Reproduce every line of the material below without changing anything, and leave out the pictures.

**Records provided**

########

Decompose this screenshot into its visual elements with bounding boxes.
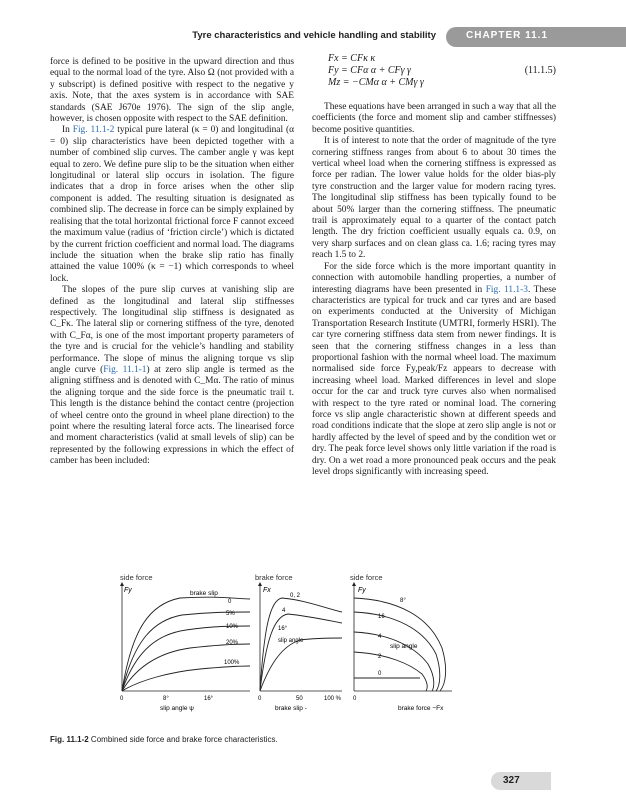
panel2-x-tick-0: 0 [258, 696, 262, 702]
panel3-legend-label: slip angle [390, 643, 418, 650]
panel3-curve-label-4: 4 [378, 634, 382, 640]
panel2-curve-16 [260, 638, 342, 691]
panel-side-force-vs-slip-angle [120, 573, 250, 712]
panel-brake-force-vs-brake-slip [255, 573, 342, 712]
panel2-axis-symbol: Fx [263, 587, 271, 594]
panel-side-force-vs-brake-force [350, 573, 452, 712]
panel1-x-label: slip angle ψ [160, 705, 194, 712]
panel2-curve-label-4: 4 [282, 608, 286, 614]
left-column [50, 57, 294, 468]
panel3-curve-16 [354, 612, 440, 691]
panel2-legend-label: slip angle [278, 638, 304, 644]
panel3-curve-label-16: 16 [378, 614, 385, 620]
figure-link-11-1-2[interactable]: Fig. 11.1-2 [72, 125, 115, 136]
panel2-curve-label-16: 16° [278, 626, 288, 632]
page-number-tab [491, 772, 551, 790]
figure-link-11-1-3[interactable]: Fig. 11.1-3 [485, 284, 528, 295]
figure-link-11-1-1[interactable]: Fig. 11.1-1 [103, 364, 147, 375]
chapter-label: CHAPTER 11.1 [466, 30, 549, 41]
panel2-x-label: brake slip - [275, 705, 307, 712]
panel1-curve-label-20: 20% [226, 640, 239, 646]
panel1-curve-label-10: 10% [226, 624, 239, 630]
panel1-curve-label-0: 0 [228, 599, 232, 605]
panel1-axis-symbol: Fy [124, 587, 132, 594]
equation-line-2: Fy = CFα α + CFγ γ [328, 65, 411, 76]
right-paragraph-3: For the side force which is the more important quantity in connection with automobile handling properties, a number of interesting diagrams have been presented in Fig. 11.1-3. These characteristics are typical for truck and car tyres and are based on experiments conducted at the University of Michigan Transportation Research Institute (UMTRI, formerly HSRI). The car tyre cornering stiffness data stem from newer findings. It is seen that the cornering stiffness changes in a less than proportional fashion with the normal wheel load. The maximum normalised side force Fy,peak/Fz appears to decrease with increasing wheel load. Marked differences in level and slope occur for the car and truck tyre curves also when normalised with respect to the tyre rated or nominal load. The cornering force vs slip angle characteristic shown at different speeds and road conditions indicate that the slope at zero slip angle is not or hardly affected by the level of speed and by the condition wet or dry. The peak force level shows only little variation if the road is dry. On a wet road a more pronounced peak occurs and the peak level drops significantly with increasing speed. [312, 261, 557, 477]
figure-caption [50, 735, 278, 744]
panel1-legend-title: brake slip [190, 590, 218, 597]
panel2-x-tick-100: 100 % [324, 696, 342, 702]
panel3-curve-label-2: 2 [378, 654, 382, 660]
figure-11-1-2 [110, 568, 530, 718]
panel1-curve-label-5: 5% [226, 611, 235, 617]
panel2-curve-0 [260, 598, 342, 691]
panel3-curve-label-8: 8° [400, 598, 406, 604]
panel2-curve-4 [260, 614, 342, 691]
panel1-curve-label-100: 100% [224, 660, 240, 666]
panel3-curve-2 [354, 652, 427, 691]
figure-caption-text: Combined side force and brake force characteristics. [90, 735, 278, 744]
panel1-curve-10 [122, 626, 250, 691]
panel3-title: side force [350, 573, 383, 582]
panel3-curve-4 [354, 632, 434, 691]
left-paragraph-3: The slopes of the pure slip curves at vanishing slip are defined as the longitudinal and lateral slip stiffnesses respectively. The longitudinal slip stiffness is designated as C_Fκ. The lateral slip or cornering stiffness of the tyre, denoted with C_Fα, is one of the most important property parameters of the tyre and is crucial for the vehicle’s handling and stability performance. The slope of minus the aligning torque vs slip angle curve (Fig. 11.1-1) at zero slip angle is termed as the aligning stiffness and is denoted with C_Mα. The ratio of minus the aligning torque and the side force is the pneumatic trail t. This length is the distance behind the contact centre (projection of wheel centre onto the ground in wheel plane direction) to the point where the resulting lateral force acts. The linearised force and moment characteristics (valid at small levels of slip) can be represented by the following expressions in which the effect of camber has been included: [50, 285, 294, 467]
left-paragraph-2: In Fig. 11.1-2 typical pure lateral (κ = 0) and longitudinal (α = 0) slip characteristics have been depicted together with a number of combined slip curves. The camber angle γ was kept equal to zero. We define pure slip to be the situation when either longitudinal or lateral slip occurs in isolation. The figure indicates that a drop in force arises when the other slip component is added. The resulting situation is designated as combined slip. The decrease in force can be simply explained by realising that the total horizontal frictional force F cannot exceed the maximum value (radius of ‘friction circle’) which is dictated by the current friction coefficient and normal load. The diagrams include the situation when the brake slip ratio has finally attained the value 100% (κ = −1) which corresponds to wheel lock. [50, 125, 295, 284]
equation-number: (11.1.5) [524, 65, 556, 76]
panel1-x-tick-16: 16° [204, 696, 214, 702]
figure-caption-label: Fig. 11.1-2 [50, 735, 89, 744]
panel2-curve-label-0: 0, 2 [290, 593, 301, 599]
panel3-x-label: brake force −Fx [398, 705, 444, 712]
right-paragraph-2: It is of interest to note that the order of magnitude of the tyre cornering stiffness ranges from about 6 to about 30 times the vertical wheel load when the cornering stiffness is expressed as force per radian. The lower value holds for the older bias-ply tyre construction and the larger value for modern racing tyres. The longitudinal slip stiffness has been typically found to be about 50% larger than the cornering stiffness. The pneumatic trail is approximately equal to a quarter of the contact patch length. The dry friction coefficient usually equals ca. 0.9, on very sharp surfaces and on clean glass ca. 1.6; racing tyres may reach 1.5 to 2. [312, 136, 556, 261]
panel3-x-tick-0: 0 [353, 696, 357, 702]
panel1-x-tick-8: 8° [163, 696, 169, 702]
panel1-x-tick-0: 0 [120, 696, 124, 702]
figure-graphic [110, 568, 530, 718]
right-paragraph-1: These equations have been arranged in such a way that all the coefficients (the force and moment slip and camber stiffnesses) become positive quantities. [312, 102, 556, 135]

########

**Solution below**
Decompose this screenshot into its visual elements with bounding boxes.
panel2-x-tick-0: 0 [258, 696, 262, 702]
panel3-legend-label: slip angle [390, 643, 418, 650]
panel3-curve-label-4: 4 [378, 634, 382, 640]
panel2-curve-16 [260, 638, 342, 691]
panel-side-force-vs-slip-angle [120, 573, 250, 712]
panel-brake-force-vs-brake-slip [255, 573, 342, 712]
panel2-axis-symbol: Fx [263, 587, 271, 594]
panel-side-force-vs-brake-force [350, 573, 452, 712]
panel1-x-label: slip angle ψ [160, 705, 194, 712]
panel2-curve-label-4: 4 [282, 608, 286, 614]
left-column [50, 57, 294, 468]
panel3-curve-16 [354, 612, 440, 691]
panel2-legend-label: slip angle [278, 638, 304, 644]
panel3-curve-label-16: 16 [378, 614, 385, 620]
figure-link-11-1-2[interactable]: Fig. 11.1-2 [72, 125, 115, 136]
panel2-curve-label-16: 16° [278, 626, 288, 632]
page-number-tab [491, 772, 551, 790]
figure-link-11-1-3[interactable]: Fig. 11.1-3 [485, 284, 528, 295]
figure-link-11-1-1[interactable]: Fig. 11.1-1 [103, 364, 147, 375]
chapter-label: CHAPTER 11.1 [466, 30, 549, 41]
panel2-x-label: brake slip - [275, 705, 307, 712]
panel1-curve-label-20: 20% [226, 640, 239, 646]
panel1-curve-label-10: 10% [226, 624, 239, 630]
panel1-curve-label-0: 0 [228, 599, 232, 605]
panel1-axis-symbol: Fy [124, 587, 132, 594]
equation-line-2: Fy = CFα α + CFγ γ [328, 65, 411, 76]
right-paragraph-3: For the side force which is the more important quantity in connection with automobile handling properties, a number of interesting diagrams have been presented in Fig. 11.1-3. These characteristics are typical for truck and car tyres and are based on experiments conducted at the University of Michigan Transportation Research Institute (UMTRI, formerly HSRI). The car tyre cornering stiffness data stem from newer findings. It is seen that the cornering stiffness changes in a less than proportional fashion with the normal wheel load. The maximum normalised side force Fy,peak/Fz appears to decrease with increasing wheel load. Marked differences in level and slope occur for the car and truck tyre curves also when normalised with respect to the tyre rated or nominal load. The cornering force vs slip angle characteristic shown at different speeds and road conditions indicate that the slope at zero slip angle is not or hardly affected by the level of speed and by the condition wet or dry. The peak force level shows only little variation if the road is dry. On a wet road a more pronounced peak occurs and the peak level drops significantly with increasing speed. [312, 261, 557, 477]
figure-caption [50, 735, 278, 744]
panel1-legend-title: brake slip [190, 590, 218, 597]
panel2-x-tick-100: 100 % [324, 696, 342, 702]
panel3-curve-label-2: 2 [378, 654, 382, 660]
figure-11-1-2 [110, 568, 530, 718]
panel1-curve-label-5: 5% [226, 611, 235, 617]
panel2-curve-0 [260, 598, 342, 691]
panel3-curve-label-8: 8° [400, 598, 406, 604]
panel2-curve-4 [260, 614, 342, 691]
panel1-curve-label-100: 100% [224, 660, 240, 666]
panel3-curve-2 [354, 652, 427, 691]
figure-caption-text: Combined side force and brake force characteristics. [90, 735, 278, 744]
panel1-curve-10 [122, 626, 250, 691]
panel3-title: side force [350, 573, 383, 582]
panel3-curve-4 [354, 632, 434, 691]
left-paragraph-3: The slopes of the pure slip curves at vanishing slip are defined as the longitudinal and lateral slip stiffnesses respectively. The longitudinal slip stiffness is designated as C_Fκ. The lateral slip or cornering stiffness of the tyre, denoted with C_Fα, is one of the most important property parameters of the tyre and is crucial for the vehicle’s handling and stability performance. The slope of minus the aligning torque vs slip angle curve (Fig. 11.1-1) at zero slip angle is termed as the aligning stiffness and is denoted with C_Mα. The ratio of minus the aligning torque and the side force is the pneumatic trail t. This length is the distance behind the contact centre (projection of wheel centre onto the ground in wheel plane direction) to the point where the resulting lateral force acts. The linearised force and moment characteristics (valid at small levels of slip) can be represented by the following expressions in which the effect of camber has been included: [50, 285, 294, 467]
left-paragraph-2: In Fig. 11.1-2 typical pure lateral (κ = 0) and longitudinal (α = 0) slip characteristics have been depicted together with a number of combined slip curves. The camber angle γ was kept equal to zero. We define pure slip to be the situation when either longitudinal or lateral slip occurs in isolation. The figure indicates that a drop in force arises when the other slip component is added. The resulting situation is designated as combined slip. The decrease in force can be simply explained by realising that the total horizontal frictional force F cannot exceed the maximum value (radius of ‘friction circle’) which is dictated by the current friction coefficient and normal load. The diagrams include the situation when the brake slip ratio has finally attained the value 100% (κ = −1) which corresponds to wheel lock. [50, 125, 295, 284]
equation-number: (11.1.5) [524, 65, 556, 76]
panel1-x-tick-16: 16° [204, 696, 214, 702]
figure-caption-label: Fig. 11.1-2 [50, 735, 89, 744]
panel2-curve-label-0: 0, 2 [290, 593, 301, 599]
panel3-x-label: brake force −Fx [398, 705, 444, 712]
right-paragraph-2: It is of interest to note that the order of magnitude of the tyre cornering stiffness ranges from about 6 to about 30 times the vertical wheel load when the cornering stiffness is expressed as force per radian. The lower value holds for the older bias-ply tyre construction and the larger value for modern racing tyres. The longitudinal slip stiffness has been typically found to be about 50% larger than the cornering stiffness. The pneumatic trail is approximately equal to a quarter of the contact patch length. The dry friction coefficient usually equals ca. 0.9, on very sharp surfaces and on clean glass ca. 1.6; racing tyres may reach 1.5 to 2. [312, 136, 556, 261]
panel3-x-tick-0: 0 [353, 696, 357, 702]
panel1-x-tick-8: 8° [163, 696, 169, 702]
panel1-x-tick-0: 0 [120, 696, 124, 702]
figure-graphic [110, 568, 530, 718]
right-paragraph-1: These equations have been arranged in such a way that all the coefficients (the force and moment slip and camber stiffnesses) become positive quantities. [312, 102, 556, 135]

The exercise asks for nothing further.